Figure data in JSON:
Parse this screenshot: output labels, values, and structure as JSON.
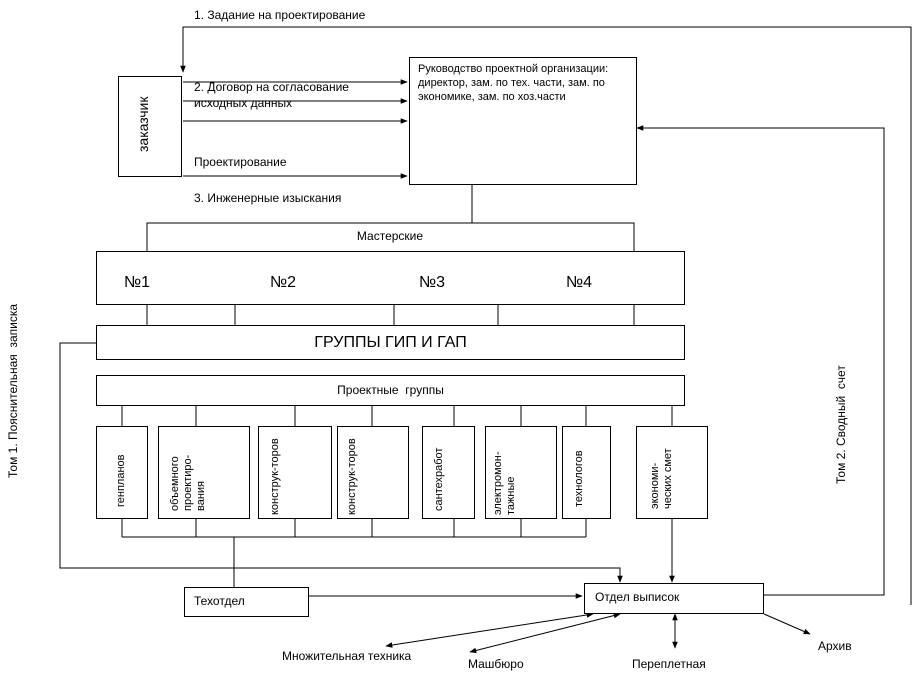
{
  "customer": {
    "label": "заказчик"
  },
  "management": {
    "text": "Руководство проектной организации: директор, зам. по тех. части, зам. по экономике, зам. по хоз.части"
  },
  "flows": {
    "task": "1. Задание на проектирование",
    "agreement": "2. Договор на согласование исходных данных",
    "agreement_line1": "2. Договор на согласование",
    "agreement_line2": "исходных данных",
    "design": "Проектирование",
    "surveys": "3. Инженерные изыскания"
  },
  "workshops": {
    "title": "Мастерские",
    "items": [
      "№1",
      "№2",
      "№3",
      "№4"
    ]
  },
  "gip_gap": {
    "label": "ГРУППЫ ГИП И ГАП"
  },
  "project_groups": {
    "title": "Проектные  группы",
    "items": [
      "генпланов",
      "объемного проектиро- вания",
      "конструк-торов",
      "конструк-торов",
      "сантехработ",
      "электромон- тажные",
      "технологов",
      "экономи-ческих смет"
    ]
  },
  "tech_dept": {
    "label": "Техотдел"
  },
  "issue_dept": {
    "label": "Отдел выписок"
  },
  "side_labels": {
    "volume1": "Том 1. Пояснительная  записка",
    "volume2": "Том 2. Сводный  счет"
  },
  "outputs": {
    "copying": "Множительная техника",
    "typing": "Машбюро",
    "binding": "Переплетная",
    "archive": "Архив"
  }
}
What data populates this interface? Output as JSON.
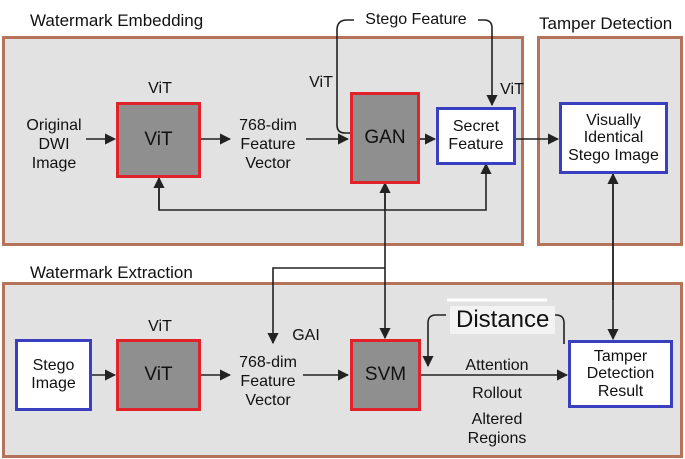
{
  "sections": {
    "embedding_title": "Watermark Embedding",
    "detection_title": "Tamper Detection",
    "extraction_title": "Watermark Extraction"
  },
  "embedding": {
    "input_lines": [
      "Original",
      "DWI",
      "Image"
    ],
    "vit_above": "ViT",
    "vit_box": "ViT",
    "feature_lines": [
      "768-dim",
      "Feature",
      "Vector"
    ],
    "gan_box": "GAN",
    "vit_left_of_gan": "ViT",
    "stego_feature": "Stego Feature",
    "vit_right": "ViT",
    "secret_lines": [
      "Secret",
      "Feature"
    ]
  },
  "detection": {
    "output_lines": [
      "Visually",
      "Identical",
      "Stego Image"
    ]
  },
  "extraction": {
    "input_lines": [
      "Stego",
      "Image"
    ],
    "vit_above": "ViT",
    "vit_box": "ViT",
    "gai": "GAI",
    "feature_lines": [
      "768-dim",
      "Feature",
      "Vector"
    ],
    "svm_box": "SVM",
    "distance": "Distance",
    "attention": "Attention",
    "rollout": "Rollout",
    "altered_lines": [
      "Altered",
      "Regions"
    ],
    "result_lines": [
      "Tamper",
      "Detection",
      "Result"
    ]
  },
  "colors": {
    "panel_bg": "#e3e2e2",
    "panel_border": "#b5735a",
    "process_fill": "#8f8f8f",
    "process_border": "#e0232a",
    "io_border": "#3a3fc0",
    "arrow": "#222222"
  }
}
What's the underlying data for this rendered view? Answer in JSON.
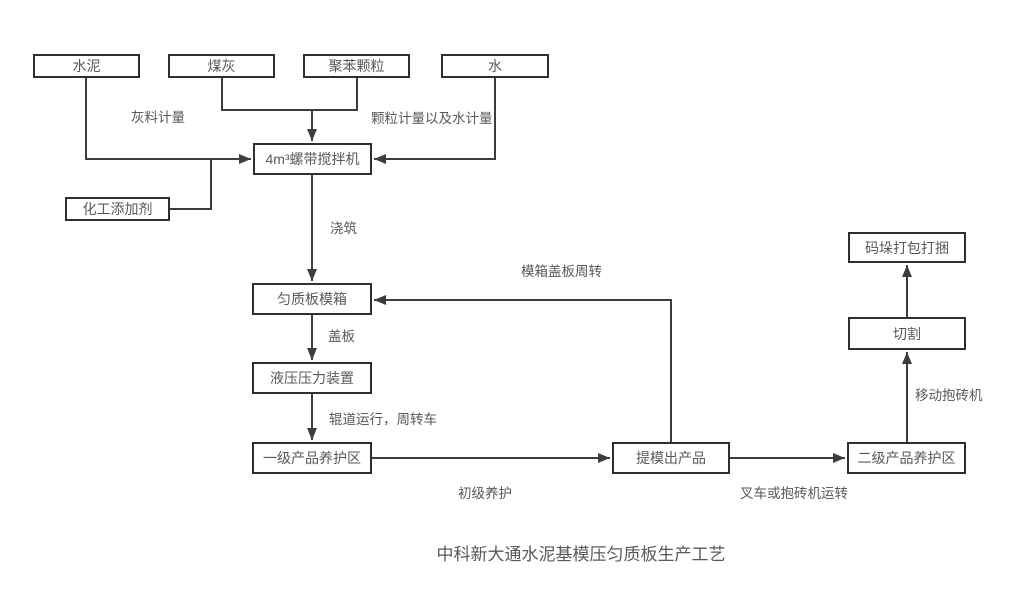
{
  "diagram": {
    "title": "中科新大通水泥基模压匀质板生产工艺",
    "nodes": {
      "cement": "水泥",
      "coal_ash": "煤灰",
      "polystyrene_granules": "聚苯颗粒",
      "water": "水",
      "mixer": "4m³螺带搅拌机",
      "chemical_additive": "化工添加剂",
      "homogeneous_board_mold": "匀质板模箱",
      "hydraulic_pressure_device": "液压压力装置",
      "primary_curing_area": "一级产品养护区",
      "demolded_product": "提模出产品",
      "secondary_curing_area": "二级产品养护区",
      "cutting": "切割",
      "stacking_packing": "码垛打包打捆"
    },
    "edge_labels": {
      "ash_metering": "灰料计量",
      "granule_and_water_metering": "颗粒计量以及水计量",
      "pouring": "浇筑",
      "cover_plate": "盖板",
      "roller_transfer": "辊道运行，周转车",
      "primary_curing": "初级养护",
      "forklift_transfer": "叉车或抱砖机运转",
      "mold_cover_rotation": "模箱盖板周转",
      "mobile_brick_machine": "移动抱砖机"
    },
    "colors": {
      "line": "#3d3d3d",
      "border": "#2f2f2f",
      "text": "#595959",
      "background": "#ffffff"
    }
  }
}
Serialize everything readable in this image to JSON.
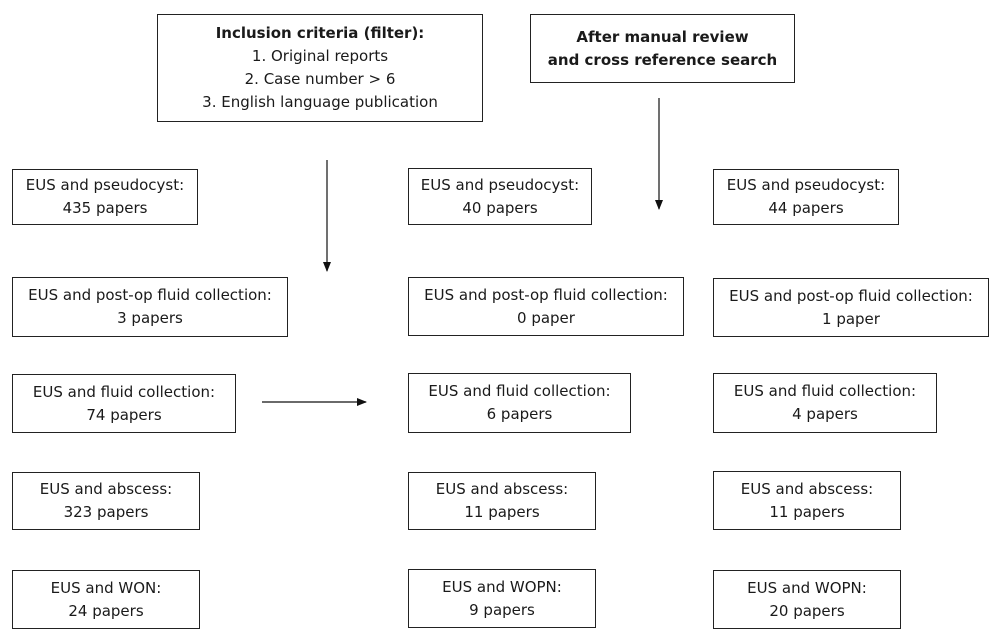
{
  "inclusion_criteria": {
    "title": "Inclusion criteria (filter):",
    "items": [
      "1. Original reports",
      "2. Case number > 6",
      "3. English language publication"
    ]
  },
  "manual_review": {
    "lines": [
      "After manual review",
      "and cross reference search"
    ]
  },
  "columns": [
    {
      "rows": [
        {
          "label": "EUS and pseudocyst:",
          "count": "435 papers"
        },
        {
          "label": "EUS and post-op fluid collection:",
          "count": "3 papers"
        },
        {
          "label": "EUS and fluid collection:",
          "count": "74 papers"
        },
        {
          "label": "EUS and abscess:",
          "count": "323 papers"
        },
        {
          "label": "EUS and WON:",
          "count": "24 papers"
        }
      ]
    },
    {
      "rows": [
        {
          "label": "EUS and pseudocyst:",
          "count": "40 papers"
        },
        {
          "label": "EUS and post-op fluid collection:",
          "count": "0 paper"
        },
        {
          "label": "EUS and fluid collection:",
          "count": "6 papers"
        },
        {
          "label": "EUS and abscess:",
          "count": "11 papers"
        },
        {
          "label": "EUS and WOPN:",
          "count": "9 papers"
        }
      ]
    },
    {
      "rows": [
        {
          "label": "EUS and pseudocyst:",
          "count": "44 papers"
        },
        {
          "label": "EUS and post-op fluid collection:",
          "count": "1 paper"
        },
        {
          "label": "EUS and fluid collection:",
          "count": "4 papers"
        },
        {
          "label": "EUS and abscess:",
          "count": "11 papers"
        },
        {
          "label": "EUS and WOPN:",
          "count": "20 papers"
        }
      ]
    }
  ]
}
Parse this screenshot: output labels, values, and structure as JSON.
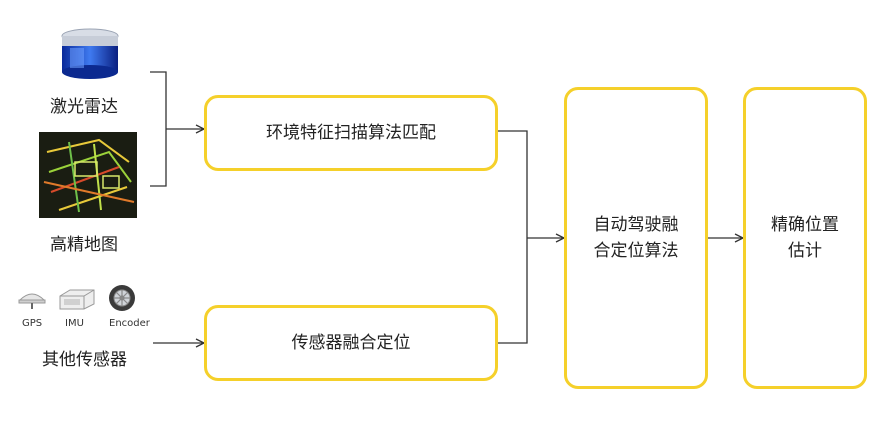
{
  "inputs": {
    "lidar_label": "激光雷达",
    "hdmap_label": "高精地图",
    "sensors_label": "其他传感器",
    "gps_label": "GPS",
    "imu_label": "IMU",
    "encoder_label": "Encoder"
  },
  "boxes": {
    "env_match": "环境特征扫描算法匹配",
    "sensor_fusion": "传感器融合定位",
    "fusion_algo_line1": "自动驾驶融",
    "fusion_algo_line2": "合定位算法",
    "precise_line1": "精确位置",
    "precise_line2": "估计"
  },
  "colors": {
    "box_border": "#f5d02a",
    "line": "#333333"
  },
  "icons": [
    "lidar-sensor-icon",
    "hd-map-image",
    "gps-antenna-icon",
    "imu-device-icon",
    "encoder-wheel-icon"
  ]
}
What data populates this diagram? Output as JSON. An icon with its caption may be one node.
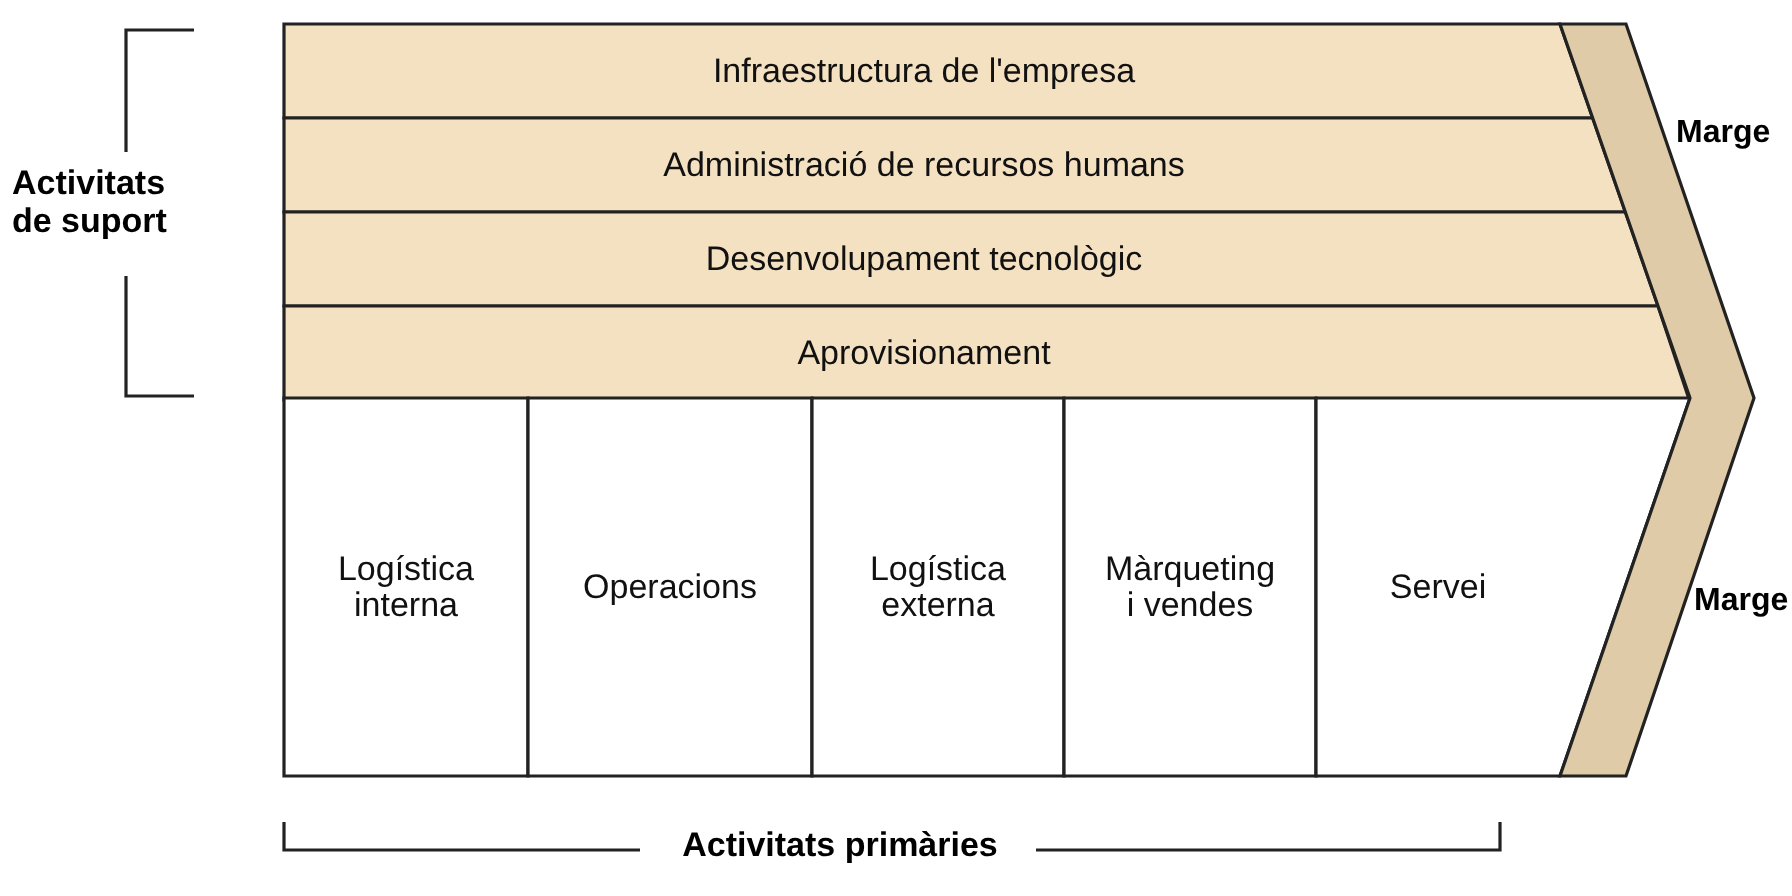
{
  "diagram": {
    "nodes": [
      {
        "text": [
          "Infraestructura de l'empresa"
        ]
      },
      {
        "text": [
          "Administració de recursos humans"
        ]
      },
      {
        "text": [
          "Desenvolupament tecnològic"
        ]
      },
      {
        "text": [
          "Aprovisionament"
        ]
      },
      {
        "text": [
          "Logística interna"
        ]
      },
      {
        "text": [
          "Operacions"
        ]
      },
      {
        "text": [
          "Logística externa"
        ]
      },
      {
        "text": [
          "Màrqueting i vendes"
        ]
      },
      {
        "text": [
          "Servei"
        ]
      },
      {
        "text": [],
        "shape": "chevron",
        "beside": [
          "Marge",
          "Marge"
        ]
      }
    ],
    "edges": [],
    "labels": [
      "Activitats de suport",
      "Activitats primàries"
    ]
  }
}
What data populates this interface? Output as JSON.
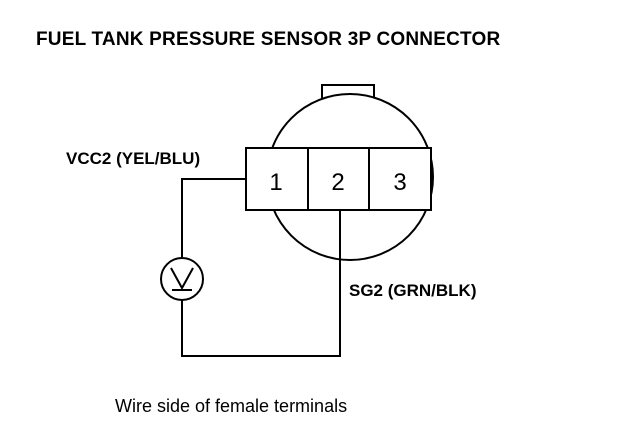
{
  "title": "FUEL TANK PRESSURE SENSOR 3P CONNECTOR",
  "connector": {
    "terminals": [
      "1",
      "2",
      "3"
    ]
  },
  "labels": {
    "vcc2": "VCC2 (YEL/BLU)",
    "sg2": "SG2 (GRN/BLK)"
  },
  "meter": {
    "icon": "voltmeter-icon"
  },
  "caption": "Wire side of female terminals"
}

• [AIM OF THE TASK] All of the records above must be copied exactly, except for the pictures.

• [THE SOLUTION]
Parse this screenshot: output labels, values, and structure as JSON.
{
  "customer": {
    "label": "заказчик"
  },
  "management": {
    "text": "Руководство проектной организации: директор, зам. по тех. части, зам. по экономике, зам. по хоз.части"
  },
  "flows": {
    "task": "1. Задание на проектирование",
    "agreement": "2. Договор на согласование исходных данных",
    "agreement_line1": "2. Договор на согласование",
    "agreement_line2": "исходных данных",
    "design": "Проектирование",
    "surveys": "3. Инженерные изыскания"
  },
  "workshops": {
    "title": "Мастерские",
    "items": [
      "№1",
      "№2",
      "№3",
      "№4"
    ]
  },
  "gip_gap": {
    "label": "ГРУППЫ ГИП И ГАП"
  },
  "project_groups": {
    "title": "Проектные  группы",
    "items": [
      "генпланов",
      "объемного проектиро- вания",
      "конструк-торов",
      "конструк-торов",
      "сантехработ",
      "электромон- тажные",
      "технологов",
      "экономи-ческих смет"
    ]
  },
  "tech_dept": {
    "label": "Техотдел"
  },
  "issue_dept": {
    "label": "Отдел выписок"
  },
  "side_labels": {
    "volume1": "Том 1. Пояснительная  записка",
    "volume2": "Том 2. Сводный  счет"
  },
  "outputs": {
    "copying": "Множительная техника",
    "typing": "Машбюро",
    "binding": "Переплетная",
    "archive": "Архив"
  }
}
What data populates this interface? Output as JSON.
{
  "sections": {
    "embedding_title": "Watermark Embedding",
    "detection_title": "Tamper Detection",
    "extraction_title": "Watermark Extraction"
  },
  "embedding": {
    "input_lines": [
      "Original",
      "DWI",
      "Image"
    ],
    "vit_above": "ViT",
    "vit_box": "ViT",
    "feature_lines": [
      "768-dim",
      "Feature",
      "Vector"
    ],
    "gan_box": "GAN",
    "vit_left_of_gan": "ViT",
    "stego_feature": "Stego Feature",
    "vit_right": "ViT",
    "secret_lines": [
      "Secret",
      "Feature"
    ]
  },
  "detection": {
    "output_lines": [
      "Visually",
      "Identical",
      "Stego Image"
    ]
  },
  "extraction": {
    "input_lines": [
      "Stego",
      "Image"
    ],
    "vit_above": "ViT",
    "vit_box": "ViT",
    "gai": "GAI",
    "feature_lines": [
      "768-dim",
      "Feature",
      "Vector"
    ],
    "svm_box": "SVM",
    "distance": "Distance",
    "attention": "Attention",
    "rollout": "Rollout",
    "altered_lines": [
      "Altered",
      "Regions"
    ],
    "result_lines": [
      "Tamper",
      "Detection",
      "Result"
    ]
  },
  "colors": {
    "panel_bg": "#e3e2e2",
    "panel_border": "#b5735a",
    "process_fill": "#8f8f8f",
    "process_border": "#e0232a",
    "io_border": "#3a3fc0",
    "arrow": "#222222"
  }
}
What's the underlying data for this rendered view? Answer in JSON.
{
  "diagram": {
    "title": "中科新大通水泥基模压匀质板生产工艺",
    "nodes": {
      "cement": "水泥",
      "coal_ash": "煤灰",
      "polystyrene_granules": "聚苯颗粒",
      "water": "水",
      "mixer": "4m³螺带搅拌机",
      "chemical_additive": "化工添加剂",
      "homogeneous_board_mold": "匀质板模箱",
      "hydraulic_pressure_device": "液压压力装置",
      "primary_curing_area": "一级产品养护区",
      "demolded_product": "提模出产品",
      "secondary_curing_area": "二级产品养护区",
      "cutting": "切割",
      "stacking_packing": "码垛打包打捆"
    },
    "edge_labels": {
      "ash_metering": "灰料计量",
      "granule_and_water_metering": "颗粒计量以及水计量",
      "pouring": "浇筑",
      "cover_plate": "盖板",
      "roller_transfer": "辊道运行，周转车",
      "primary_curing": "初级养护",
      "forklift_transfer": "叉车或抱砖机运转",
      "mold_cover_rotation": "模箱盖板周转",
      "mobile_brick_machine": "移动抱砖机"
    },
    "colors": {
      "line": "#3d3d3d",
      "border": "#2f2f2f",
      "text": "#595959",
      "background": "#ffffff"
    }
  }
}
Serialize everything readable in this image to JSON.
{
  "inclusion_criteria": {
    "title": "Inclusion criteria (filter):",
    "items": [
      "1. Original reports",
      "2. Case number > 6",
      "3. English language publication"
    ]
  },
  "manual_review": {
    "lines": [
      "After manual review",
      "and cross reference search"
    ]
  },
  "columns": [
    {
      "rows": [
        {
          "label": "EUS and pseudocyst:",
          "count": "435 papers"
        },
        {
          "label": "EUS and post-op fluid collection:",
          "count": "3 papers"
        },
        {
          "label": "EUS and fluid collection:",
          "count": "74 papers"
        },
        {
          "label": "EUS and abscess:",
          "count": "323 papers"
        },
        {
          "label": "EUS and WON:",
          "count": "24 papers"
        }
      ]
    },
    {
      "rows": [
        {
          "label": "EUS and pseudocyst:",
          "count": "40 papers"
        },
        {
          "label": "EUS and post-op fluid collection:",
          "count": "0 paper"
        },
        {
          "label": "EUS and fluid collection:",
          "count": "6 papers"
        },
        {
          "label": "EUS and abscess:",
          "count": "11 papers"
        },
        {
          "label": "EUS and WOPN:",
          "count": "9 papers"
        }
      ]
    },
    {
      "rows": [
        {
          "label": "EUS and pseudocyst:",
          "count": "44 papers"
        },
        {
          "label": "EUS and post-op fluid collection:",
          "count": "1 paper"
        },
        {
          "label": "EUS and fluid collection:",
          "count": "4 papers"
        },
        {
          "label": "EUS and abscess:",
          "count": "11 papers"
        },
        {
          "label": "EUS and WOPN:",
          "count": "20 papers"
        }
      ]
    }
  ]
}
Parse this screenshot: output labels, values, and structure as JSON.
{
  "inputs": {
    "lidar_label": "激光雷达",
    "hdmap_label": "高精地图",
    "sensors_label": "其他传感器",
    "gps_label": "GPS",
    "imu_label": "IMU",
    "encoder_label": "Encoder"
  },
  "boxes": {
    "env_match": "环境特征扫描算法匹配",
    "sensor_fusion": "传感器融合定位",
    "fusion_algo_line1": "自动驾驶融",
    "fusion_algo_line2": "合定位算法",
    "precise_line1": "精确位置",
    "precise_line2": "估计"
  },
  "colors": {
    "box_border": "#f5d02a",
    "line": "#333333"
  },
  "icons": [
    "lidar-sensor-icon",
    "hd-map-image",
    "gps-antenna-icon",
    "imu-device-icon",
    "encoder-wheel-icon"
  ]
}
What data populates this diagram? Output as JSON. An icon with its caption may be one node.
{
  "diagram": {
    "nodes": [
      {
        "text": [
          "Infraestructura de l'empresa"
        ]
      },
      {
        "text": [
          "Administració de recursos humans"
        ]
      },
      {
        "text": [
          "Desenvolupament tecnològic"
        ]
      },
      {
        "text": [
          "Aprovisionament"
        ]
      },
      {
        "text": [
          "Logística interna"
        ]
      },
      {
        "text": [
          "Operacions"
        ]
      },
      {
        "text": [
          "Logística externa"
        ]
      },
      {
        "text": [
          "Màrqueting i vendes"
        ]
      },
      {
        "text": [
          "Servei"
        ]
      },
      {
        "text": [],
        "shape": "chevron",
        "beside": [
          "Marge",
          "Marge"
        ]
      }
    ],
    "edges": [],
    "labels": [
      "Activitats de suport",
      "Activitats primàries"
    ]
  }
}
What data populates this interface? Output as JSON.
{
  "title": "FUEL TANK PRESSURE SENSOR 3P CONNECTOR",
  "connector": {
    "terminals": [
      "1",
      "2",
      "3"
    ]
  },
  "labels": {
    "vcc2": "VCC2 (YEL/BLU)",
    "sg2": "SG2 (GRN/BLK)"
  },
  "meter": {
    "icon": "voltmeter-icon"
  },
  "caption": "Wire side of female terminals"
}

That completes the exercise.